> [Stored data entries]
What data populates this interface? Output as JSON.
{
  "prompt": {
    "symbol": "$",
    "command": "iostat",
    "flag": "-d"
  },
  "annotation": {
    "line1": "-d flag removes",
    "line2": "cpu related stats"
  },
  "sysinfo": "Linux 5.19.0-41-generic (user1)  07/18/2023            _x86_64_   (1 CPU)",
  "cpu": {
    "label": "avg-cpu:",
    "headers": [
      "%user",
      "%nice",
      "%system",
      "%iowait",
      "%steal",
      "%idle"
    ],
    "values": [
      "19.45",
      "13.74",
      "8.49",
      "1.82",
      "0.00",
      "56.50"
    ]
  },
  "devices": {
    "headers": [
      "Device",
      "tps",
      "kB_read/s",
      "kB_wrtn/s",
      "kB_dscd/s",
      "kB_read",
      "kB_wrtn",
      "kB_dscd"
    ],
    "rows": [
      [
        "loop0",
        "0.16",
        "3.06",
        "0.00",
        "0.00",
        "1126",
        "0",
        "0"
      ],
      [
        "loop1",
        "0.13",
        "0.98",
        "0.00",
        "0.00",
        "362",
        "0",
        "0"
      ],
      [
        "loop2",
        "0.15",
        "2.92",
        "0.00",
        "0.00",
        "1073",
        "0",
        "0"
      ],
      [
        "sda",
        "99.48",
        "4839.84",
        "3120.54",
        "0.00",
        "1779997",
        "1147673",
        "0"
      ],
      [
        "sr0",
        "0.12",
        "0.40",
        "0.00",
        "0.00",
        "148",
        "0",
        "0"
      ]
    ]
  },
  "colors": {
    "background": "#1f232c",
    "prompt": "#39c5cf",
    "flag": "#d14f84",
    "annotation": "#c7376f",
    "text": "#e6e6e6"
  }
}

> [Given task] Extract the complete set of records unchanged.

> [Exercise answer]
What data populates this interface? Output as JSON.
{
  "prompt": {
    "symbol": "$",
    "command": "iostat",
    "flag": "-d"
  },
  "annotation": {
    "line1": "-d flag removes",
    "line2": "cpu related stats"
  },
  "sysinfo": "Linux 5.19.0-41-generic (user1)  07/18/2023            _x86_64_   (1 CPU)",
  "cpu": {
    "label": "avg-cpu:",
    "headers": [
      "%user",
      "%nice",
      "%system",
      "%iowait",
      "%steal",
      "%idle"
    ],
    "values": [
      "19.45",
      "13.74",
      "8.49",
      "1.82",
      "0.00",
      "56.50"
    ]
  },
  "devices": {
    "headers": [
      "Device",
      "tps",
      "kB_read/s",
      "kB_wrtn/s",
      "kB_dscd/s",
      "kB_read",
      "kB_wrtn",
      "kB_dscd"
    ],
    "rows": [
      [
        "loop0",
        "0.16",
        "3.06",
        "0.00",
        "0.00",
        "1126",
        "0",
        "0"
      ],
      [
        "loop1",
        "0.13",
        "0.98",
        "0.00",
        "0.00",
        "362",
        "0",
        "0"
      ],
      [
        "loop2",
        "0.15",
        "2.92",
        "0.00",
        "0.00",
        "1073",
        "0",
        "0"
      ],
      [
        "sda",
        "99.48",
        "4839.84",
        "3120.54",
        "0.00",
        "1779997",
        "1147673",
        "0"
      ],
      [
        "sr0",
        "0.12",
        "0.40",
        "0.00",
        "0.00",
        "148",
        "0",
        "0"
      ]
    ]
  },
  "colors": {
    "background": "#1f232c",
    "prompt": "#39c5cf",
    "flag": "#d14f84",
    "annotation": "#c7376f",
    "text": "#e6e6e6"
  }
}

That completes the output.